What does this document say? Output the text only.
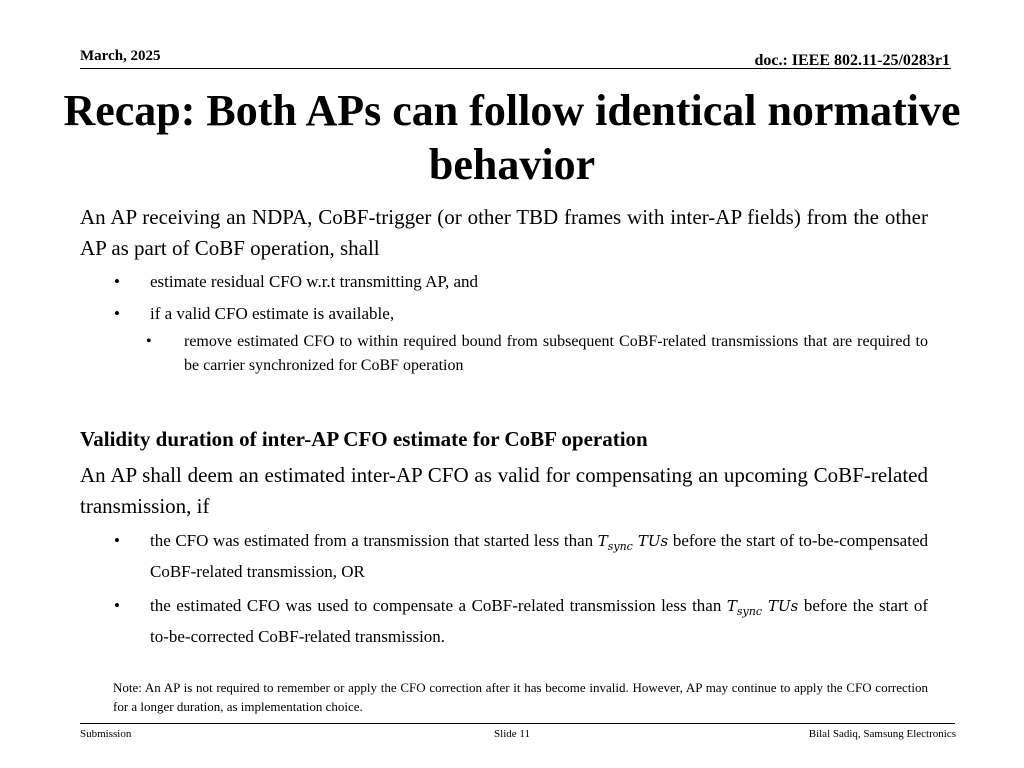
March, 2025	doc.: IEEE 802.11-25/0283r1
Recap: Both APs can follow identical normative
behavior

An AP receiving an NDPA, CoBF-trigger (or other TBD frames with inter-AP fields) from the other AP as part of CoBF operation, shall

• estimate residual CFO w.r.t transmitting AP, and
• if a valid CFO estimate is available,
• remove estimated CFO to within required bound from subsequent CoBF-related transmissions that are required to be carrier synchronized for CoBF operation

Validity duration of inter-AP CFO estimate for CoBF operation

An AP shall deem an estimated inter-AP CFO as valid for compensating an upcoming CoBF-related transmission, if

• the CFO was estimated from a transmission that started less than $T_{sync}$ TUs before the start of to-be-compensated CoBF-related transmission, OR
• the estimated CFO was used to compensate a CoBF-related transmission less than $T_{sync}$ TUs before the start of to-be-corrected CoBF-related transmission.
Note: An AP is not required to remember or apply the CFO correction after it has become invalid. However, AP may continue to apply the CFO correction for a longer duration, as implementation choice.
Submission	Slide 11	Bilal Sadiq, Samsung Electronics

■ ■ ■ ■

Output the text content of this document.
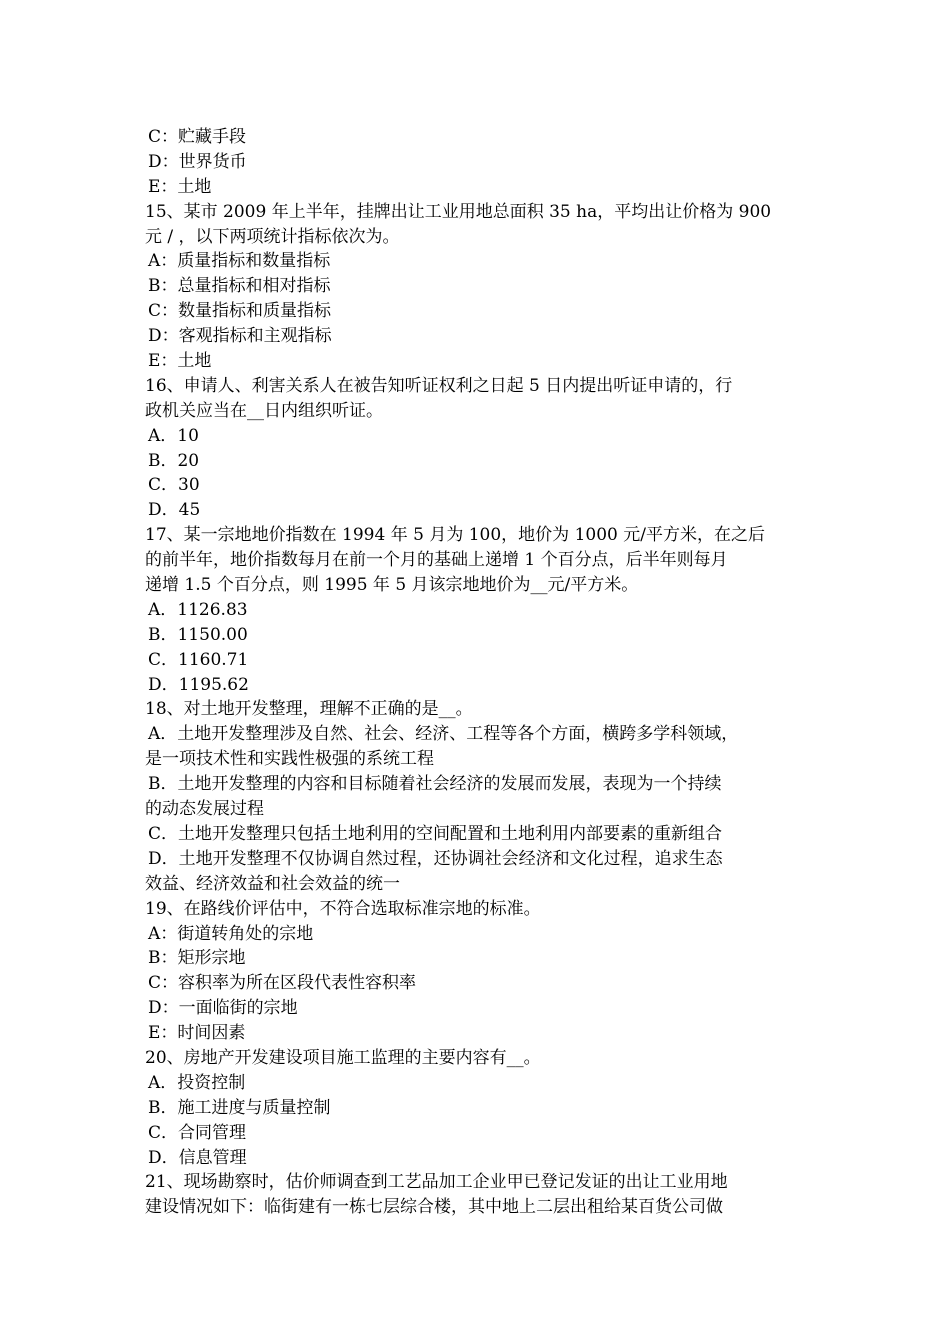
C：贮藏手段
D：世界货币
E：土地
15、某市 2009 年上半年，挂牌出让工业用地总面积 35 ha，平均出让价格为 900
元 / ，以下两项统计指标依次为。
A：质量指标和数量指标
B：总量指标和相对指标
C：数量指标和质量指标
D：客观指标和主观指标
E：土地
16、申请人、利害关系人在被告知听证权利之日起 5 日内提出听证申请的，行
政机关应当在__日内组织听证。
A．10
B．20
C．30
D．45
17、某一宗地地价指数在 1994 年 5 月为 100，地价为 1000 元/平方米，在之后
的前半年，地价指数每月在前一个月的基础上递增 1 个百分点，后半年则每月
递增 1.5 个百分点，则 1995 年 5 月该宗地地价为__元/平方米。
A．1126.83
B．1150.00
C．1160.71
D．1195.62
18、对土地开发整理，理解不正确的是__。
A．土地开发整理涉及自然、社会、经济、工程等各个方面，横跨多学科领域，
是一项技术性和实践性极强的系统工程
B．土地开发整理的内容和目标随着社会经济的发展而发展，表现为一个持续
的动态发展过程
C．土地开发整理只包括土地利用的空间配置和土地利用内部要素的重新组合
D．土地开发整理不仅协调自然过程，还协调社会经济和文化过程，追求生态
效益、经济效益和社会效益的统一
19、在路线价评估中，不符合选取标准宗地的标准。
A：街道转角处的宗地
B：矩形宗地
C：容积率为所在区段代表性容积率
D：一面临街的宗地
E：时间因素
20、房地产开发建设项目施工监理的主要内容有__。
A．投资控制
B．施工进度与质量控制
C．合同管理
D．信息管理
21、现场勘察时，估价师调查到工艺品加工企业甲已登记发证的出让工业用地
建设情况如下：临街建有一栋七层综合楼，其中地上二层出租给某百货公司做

■ ■ ■ ■

**WHAT IS BEING ASKED:** Among the lines above, count those containing the word "text" and give nothing but the result.

**SOLUTION TO THIS EXERCISE:** 2